- _THE PROBLEM_
In the data below, locate each line with the word "China" and list it.

- _SUPPLIED MATERIAL_
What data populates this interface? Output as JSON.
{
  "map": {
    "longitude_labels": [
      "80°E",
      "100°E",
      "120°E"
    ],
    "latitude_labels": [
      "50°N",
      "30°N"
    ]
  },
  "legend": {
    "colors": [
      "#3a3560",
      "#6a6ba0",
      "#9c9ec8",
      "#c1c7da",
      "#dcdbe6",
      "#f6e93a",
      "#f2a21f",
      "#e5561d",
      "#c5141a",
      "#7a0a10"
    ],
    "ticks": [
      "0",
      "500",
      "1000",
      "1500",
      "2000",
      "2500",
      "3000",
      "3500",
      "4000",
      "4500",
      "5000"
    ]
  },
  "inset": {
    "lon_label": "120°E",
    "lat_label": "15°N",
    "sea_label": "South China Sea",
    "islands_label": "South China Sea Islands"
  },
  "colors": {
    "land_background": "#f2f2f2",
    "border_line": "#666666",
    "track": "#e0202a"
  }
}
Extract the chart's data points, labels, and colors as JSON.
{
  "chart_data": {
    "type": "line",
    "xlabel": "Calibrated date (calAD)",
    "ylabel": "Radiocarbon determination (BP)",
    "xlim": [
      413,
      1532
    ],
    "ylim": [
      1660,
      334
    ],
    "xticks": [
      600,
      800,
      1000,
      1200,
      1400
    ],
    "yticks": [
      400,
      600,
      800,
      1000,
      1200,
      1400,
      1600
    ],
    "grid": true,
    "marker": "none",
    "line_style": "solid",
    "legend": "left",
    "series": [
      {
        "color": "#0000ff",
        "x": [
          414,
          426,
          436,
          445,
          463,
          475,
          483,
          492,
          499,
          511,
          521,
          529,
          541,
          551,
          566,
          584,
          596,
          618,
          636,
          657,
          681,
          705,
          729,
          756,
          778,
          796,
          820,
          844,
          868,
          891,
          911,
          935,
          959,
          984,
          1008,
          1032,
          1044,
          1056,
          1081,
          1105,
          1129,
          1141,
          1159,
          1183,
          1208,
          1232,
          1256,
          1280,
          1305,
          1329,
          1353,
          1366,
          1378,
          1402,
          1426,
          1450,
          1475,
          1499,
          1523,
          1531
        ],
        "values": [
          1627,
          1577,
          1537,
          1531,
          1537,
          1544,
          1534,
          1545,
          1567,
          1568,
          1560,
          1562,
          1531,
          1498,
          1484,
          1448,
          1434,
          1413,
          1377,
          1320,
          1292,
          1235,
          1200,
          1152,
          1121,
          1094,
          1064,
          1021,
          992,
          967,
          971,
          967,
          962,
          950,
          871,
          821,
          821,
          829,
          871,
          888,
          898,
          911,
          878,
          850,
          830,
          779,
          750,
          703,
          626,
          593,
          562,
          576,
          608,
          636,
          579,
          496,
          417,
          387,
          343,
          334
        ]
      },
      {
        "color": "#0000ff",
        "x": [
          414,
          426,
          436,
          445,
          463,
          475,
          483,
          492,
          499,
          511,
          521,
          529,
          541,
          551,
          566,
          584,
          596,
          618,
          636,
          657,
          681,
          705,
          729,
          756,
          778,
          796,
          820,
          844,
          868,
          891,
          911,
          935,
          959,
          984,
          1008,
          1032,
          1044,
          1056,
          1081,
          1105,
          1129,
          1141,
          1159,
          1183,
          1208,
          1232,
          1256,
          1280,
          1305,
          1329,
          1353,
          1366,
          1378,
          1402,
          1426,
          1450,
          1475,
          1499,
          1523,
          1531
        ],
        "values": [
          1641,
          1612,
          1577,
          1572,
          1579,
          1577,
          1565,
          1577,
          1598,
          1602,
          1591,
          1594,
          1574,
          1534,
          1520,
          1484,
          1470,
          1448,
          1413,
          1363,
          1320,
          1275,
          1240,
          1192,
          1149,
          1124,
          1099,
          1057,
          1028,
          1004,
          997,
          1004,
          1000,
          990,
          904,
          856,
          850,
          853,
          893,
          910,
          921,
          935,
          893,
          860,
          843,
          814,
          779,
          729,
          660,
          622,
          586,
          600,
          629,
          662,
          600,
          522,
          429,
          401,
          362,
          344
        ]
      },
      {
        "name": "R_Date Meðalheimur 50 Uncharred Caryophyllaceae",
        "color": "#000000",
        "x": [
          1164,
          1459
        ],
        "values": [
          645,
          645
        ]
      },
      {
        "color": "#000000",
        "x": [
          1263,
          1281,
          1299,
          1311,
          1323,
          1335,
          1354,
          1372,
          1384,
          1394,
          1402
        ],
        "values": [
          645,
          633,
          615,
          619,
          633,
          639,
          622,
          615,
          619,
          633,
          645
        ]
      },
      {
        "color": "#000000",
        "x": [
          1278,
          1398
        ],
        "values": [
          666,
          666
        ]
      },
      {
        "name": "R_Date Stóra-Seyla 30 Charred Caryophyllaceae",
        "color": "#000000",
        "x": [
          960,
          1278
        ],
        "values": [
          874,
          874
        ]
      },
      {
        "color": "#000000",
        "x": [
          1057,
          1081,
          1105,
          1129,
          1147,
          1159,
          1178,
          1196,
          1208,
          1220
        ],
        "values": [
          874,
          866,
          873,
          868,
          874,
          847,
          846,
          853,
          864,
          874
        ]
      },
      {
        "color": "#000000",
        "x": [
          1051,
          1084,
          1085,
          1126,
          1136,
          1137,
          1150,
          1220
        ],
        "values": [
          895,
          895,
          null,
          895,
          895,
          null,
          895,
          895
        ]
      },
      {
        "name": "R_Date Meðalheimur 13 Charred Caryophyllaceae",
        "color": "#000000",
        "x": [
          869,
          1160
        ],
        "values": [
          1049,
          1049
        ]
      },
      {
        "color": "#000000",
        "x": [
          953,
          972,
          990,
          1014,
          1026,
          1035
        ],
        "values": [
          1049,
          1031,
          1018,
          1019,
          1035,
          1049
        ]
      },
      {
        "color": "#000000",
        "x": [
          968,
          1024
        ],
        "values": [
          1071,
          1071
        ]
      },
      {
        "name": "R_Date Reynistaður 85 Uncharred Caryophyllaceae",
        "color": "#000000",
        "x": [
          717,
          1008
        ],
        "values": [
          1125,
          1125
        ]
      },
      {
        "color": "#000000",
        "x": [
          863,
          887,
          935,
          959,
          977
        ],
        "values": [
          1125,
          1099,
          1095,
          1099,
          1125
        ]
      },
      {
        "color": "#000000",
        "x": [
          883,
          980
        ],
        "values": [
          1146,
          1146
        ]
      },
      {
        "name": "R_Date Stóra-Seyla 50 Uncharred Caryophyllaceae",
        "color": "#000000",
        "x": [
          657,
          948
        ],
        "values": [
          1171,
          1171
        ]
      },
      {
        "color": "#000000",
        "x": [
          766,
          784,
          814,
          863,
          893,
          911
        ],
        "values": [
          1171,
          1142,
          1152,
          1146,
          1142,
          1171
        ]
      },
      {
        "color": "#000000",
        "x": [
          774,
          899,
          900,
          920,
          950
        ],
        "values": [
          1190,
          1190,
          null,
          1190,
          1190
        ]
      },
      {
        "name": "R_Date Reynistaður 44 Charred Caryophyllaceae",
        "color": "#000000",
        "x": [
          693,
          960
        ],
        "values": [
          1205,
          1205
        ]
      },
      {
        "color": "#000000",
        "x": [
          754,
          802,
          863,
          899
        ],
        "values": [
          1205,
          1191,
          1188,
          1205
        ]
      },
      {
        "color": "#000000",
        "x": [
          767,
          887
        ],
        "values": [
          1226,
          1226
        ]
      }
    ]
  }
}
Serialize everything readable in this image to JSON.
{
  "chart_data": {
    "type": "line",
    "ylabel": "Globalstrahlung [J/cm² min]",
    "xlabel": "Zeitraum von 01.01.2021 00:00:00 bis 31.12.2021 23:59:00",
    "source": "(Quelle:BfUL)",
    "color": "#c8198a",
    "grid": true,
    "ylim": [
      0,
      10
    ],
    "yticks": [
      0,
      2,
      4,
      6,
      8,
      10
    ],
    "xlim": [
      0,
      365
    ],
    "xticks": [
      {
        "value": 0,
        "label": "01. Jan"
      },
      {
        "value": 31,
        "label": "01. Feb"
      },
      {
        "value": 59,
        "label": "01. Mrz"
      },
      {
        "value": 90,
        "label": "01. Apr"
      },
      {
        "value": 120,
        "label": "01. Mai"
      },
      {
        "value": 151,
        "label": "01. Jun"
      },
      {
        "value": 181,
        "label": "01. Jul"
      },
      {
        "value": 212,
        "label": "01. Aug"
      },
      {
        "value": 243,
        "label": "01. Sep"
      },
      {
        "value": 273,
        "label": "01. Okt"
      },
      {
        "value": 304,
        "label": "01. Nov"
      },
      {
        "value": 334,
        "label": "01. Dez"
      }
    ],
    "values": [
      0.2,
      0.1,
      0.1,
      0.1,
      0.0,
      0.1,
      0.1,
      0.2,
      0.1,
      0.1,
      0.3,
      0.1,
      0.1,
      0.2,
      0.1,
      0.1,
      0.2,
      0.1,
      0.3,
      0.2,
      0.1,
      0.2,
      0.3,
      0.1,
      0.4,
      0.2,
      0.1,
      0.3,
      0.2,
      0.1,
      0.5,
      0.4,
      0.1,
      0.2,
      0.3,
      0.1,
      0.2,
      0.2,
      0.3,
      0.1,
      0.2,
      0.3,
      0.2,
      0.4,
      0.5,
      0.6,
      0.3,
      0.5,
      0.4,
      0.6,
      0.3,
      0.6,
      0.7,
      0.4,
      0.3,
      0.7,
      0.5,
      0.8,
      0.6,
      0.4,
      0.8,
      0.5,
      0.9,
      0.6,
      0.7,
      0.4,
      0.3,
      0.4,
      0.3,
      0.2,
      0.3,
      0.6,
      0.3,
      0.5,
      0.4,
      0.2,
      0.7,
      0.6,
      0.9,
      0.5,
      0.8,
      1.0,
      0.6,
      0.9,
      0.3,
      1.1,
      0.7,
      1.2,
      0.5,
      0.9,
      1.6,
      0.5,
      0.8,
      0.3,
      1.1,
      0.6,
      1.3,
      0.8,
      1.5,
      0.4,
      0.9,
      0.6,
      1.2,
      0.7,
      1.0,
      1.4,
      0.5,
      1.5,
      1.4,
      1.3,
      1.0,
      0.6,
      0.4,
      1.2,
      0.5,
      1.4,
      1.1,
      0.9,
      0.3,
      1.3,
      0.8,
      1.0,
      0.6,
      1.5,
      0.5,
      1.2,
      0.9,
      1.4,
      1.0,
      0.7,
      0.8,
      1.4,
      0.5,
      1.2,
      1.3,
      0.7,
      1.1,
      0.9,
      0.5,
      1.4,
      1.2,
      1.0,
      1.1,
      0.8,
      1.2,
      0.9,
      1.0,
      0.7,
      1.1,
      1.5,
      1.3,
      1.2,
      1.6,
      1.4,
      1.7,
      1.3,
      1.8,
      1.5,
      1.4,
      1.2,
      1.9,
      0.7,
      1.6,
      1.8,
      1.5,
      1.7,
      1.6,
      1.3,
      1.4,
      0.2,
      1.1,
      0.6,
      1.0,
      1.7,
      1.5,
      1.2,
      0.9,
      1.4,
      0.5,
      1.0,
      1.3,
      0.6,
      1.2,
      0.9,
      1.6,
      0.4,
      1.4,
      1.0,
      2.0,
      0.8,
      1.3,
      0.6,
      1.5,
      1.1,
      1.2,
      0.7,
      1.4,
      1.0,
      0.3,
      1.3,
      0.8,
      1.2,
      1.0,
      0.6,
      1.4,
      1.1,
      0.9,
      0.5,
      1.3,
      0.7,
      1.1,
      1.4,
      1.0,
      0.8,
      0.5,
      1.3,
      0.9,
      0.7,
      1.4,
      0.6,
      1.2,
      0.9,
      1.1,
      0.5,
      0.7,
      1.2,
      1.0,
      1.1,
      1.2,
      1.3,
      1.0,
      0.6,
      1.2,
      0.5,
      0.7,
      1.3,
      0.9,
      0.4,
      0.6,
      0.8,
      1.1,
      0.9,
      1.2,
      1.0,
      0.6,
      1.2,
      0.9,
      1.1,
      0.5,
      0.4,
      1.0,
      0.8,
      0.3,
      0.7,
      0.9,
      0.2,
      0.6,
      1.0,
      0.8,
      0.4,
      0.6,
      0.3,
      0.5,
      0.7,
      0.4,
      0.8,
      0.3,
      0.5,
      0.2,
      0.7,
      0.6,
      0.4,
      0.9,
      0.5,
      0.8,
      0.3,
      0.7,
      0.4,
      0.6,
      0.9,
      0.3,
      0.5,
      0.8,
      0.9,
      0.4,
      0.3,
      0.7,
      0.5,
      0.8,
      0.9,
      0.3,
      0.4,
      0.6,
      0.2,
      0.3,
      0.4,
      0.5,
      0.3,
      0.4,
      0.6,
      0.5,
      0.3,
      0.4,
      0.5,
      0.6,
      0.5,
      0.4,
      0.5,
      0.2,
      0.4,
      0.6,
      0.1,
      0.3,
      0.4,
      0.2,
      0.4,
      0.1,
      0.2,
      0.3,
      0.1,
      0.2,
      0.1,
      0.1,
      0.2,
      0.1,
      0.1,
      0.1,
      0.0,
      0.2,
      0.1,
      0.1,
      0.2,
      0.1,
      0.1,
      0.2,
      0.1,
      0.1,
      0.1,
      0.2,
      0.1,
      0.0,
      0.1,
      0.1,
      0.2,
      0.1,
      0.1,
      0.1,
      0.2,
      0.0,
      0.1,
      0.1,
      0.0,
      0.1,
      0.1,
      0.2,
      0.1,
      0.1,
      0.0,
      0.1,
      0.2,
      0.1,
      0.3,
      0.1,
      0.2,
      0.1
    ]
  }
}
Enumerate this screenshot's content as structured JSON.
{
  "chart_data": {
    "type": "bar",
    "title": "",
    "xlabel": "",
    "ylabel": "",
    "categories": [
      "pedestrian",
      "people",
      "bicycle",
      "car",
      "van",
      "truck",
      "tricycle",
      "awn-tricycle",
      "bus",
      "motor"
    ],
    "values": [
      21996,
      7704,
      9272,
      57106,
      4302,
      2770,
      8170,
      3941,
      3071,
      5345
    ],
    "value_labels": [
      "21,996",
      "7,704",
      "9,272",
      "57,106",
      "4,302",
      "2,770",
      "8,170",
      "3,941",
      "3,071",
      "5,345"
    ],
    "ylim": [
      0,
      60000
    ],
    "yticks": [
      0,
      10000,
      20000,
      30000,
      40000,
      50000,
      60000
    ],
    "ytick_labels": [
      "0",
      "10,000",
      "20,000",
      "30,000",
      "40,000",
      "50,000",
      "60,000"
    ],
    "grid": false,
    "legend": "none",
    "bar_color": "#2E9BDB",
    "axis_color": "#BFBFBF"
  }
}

- _WRITTEN REPLY_
    "sea_label": "South China Sea",
    "islands_label": "South China Sea Islands"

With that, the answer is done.